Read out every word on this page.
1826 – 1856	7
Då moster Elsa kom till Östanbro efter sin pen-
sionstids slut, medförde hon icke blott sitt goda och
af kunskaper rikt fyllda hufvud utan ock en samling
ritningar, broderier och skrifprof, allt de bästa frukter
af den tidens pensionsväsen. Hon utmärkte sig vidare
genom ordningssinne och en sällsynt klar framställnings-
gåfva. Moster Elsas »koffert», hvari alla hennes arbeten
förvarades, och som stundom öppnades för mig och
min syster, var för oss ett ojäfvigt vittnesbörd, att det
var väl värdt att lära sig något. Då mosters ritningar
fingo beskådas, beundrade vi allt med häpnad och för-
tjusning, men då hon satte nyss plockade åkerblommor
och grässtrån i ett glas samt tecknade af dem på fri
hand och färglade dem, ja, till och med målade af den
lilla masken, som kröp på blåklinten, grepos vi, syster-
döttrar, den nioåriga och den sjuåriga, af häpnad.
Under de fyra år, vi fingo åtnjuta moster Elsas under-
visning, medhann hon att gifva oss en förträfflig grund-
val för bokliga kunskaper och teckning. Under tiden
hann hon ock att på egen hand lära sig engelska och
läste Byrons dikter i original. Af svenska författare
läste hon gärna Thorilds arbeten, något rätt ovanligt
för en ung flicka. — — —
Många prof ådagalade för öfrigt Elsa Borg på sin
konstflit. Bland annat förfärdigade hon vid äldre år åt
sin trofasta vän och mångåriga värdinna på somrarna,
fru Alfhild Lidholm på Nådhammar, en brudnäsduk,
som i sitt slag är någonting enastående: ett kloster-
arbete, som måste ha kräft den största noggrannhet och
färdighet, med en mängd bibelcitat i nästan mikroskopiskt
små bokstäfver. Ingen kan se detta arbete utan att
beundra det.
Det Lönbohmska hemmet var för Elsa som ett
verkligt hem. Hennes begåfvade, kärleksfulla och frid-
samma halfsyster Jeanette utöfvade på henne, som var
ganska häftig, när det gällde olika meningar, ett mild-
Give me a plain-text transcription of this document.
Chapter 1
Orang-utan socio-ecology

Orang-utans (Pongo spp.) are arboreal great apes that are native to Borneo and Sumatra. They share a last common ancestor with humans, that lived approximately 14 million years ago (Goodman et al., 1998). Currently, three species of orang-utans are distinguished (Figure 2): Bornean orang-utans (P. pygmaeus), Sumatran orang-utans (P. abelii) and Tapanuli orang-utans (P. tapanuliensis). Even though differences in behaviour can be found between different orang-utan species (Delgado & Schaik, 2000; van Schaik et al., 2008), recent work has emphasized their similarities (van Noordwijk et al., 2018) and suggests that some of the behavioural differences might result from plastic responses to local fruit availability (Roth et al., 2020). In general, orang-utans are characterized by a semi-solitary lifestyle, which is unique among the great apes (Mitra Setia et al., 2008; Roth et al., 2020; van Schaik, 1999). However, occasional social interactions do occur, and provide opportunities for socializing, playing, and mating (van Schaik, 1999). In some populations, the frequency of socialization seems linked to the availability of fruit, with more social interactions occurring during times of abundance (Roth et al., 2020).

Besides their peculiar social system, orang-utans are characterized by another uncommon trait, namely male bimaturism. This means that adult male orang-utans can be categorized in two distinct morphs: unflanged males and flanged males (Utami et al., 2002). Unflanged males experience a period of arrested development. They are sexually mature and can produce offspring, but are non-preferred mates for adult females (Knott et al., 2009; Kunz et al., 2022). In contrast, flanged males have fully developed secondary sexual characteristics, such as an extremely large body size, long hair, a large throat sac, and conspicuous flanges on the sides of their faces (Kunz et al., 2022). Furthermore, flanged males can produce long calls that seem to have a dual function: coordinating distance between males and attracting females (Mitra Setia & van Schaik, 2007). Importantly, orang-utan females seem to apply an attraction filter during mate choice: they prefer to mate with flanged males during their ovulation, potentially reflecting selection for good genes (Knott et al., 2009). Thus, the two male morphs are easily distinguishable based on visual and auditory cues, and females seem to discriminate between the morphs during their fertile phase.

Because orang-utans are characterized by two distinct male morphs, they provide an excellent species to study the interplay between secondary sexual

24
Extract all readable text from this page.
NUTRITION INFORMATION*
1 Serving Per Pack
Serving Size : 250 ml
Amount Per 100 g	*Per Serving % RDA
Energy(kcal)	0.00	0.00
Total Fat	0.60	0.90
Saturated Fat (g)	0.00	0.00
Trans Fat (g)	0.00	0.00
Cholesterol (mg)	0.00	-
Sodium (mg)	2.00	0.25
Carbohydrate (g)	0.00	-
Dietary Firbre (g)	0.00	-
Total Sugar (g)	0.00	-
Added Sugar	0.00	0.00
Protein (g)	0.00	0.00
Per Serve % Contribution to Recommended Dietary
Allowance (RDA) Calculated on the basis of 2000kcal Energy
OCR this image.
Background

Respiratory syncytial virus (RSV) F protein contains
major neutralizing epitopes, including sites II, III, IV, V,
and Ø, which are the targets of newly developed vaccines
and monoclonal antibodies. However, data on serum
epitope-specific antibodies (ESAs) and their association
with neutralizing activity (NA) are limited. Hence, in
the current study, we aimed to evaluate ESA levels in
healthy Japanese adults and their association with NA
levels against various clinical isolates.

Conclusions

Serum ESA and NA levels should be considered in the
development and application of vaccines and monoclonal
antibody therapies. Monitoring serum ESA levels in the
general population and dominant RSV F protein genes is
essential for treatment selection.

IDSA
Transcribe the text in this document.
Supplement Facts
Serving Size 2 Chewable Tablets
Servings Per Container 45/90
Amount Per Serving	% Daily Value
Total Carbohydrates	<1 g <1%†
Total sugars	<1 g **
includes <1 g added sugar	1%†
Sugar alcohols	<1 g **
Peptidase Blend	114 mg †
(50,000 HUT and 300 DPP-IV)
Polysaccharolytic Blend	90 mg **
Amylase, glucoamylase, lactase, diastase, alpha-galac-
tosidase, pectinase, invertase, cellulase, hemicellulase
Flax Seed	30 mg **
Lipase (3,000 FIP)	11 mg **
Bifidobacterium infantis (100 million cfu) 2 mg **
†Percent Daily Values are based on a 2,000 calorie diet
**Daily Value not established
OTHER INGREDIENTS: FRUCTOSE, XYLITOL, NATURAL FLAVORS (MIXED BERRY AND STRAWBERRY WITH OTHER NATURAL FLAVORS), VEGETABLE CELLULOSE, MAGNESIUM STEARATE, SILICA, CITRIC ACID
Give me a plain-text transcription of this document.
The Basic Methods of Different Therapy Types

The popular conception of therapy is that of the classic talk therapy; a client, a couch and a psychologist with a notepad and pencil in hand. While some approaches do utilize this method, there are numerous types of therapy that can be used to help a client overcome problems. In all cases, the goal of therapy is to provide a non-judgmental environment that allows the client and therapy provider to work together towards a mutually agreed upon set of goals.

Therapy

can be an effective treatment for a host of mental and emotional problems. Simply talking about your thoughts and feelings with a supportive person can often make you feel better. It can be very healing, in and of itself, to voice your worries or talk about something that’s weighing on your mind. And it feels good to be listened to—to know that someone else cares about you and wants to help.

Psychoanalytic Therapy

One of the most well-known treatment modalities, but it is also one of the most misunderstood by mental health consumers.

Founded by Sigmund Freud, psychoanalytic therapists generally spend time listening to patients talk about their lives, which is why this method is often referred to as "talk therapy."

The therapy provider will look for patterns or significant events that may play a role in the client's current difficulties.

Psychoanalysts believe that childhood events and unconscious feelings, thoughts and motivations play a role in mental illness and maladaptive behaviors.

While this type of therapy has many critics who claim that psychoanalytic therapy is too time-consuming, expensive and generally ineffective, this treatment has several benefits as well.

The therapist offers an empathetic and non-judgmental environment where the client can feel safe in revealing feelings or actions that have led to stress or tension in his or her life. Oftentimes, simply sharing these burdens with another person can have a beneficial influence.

:: REQUIREMENT ::
Lines from the entries that contain the string "fingo" are what must be copied.

:: TASK OUTPUT ::
fingo beskådas, beundrade vi allt med häpnad och för-
Under de fyra år, vi fingo åtnjuta moster Elsas under-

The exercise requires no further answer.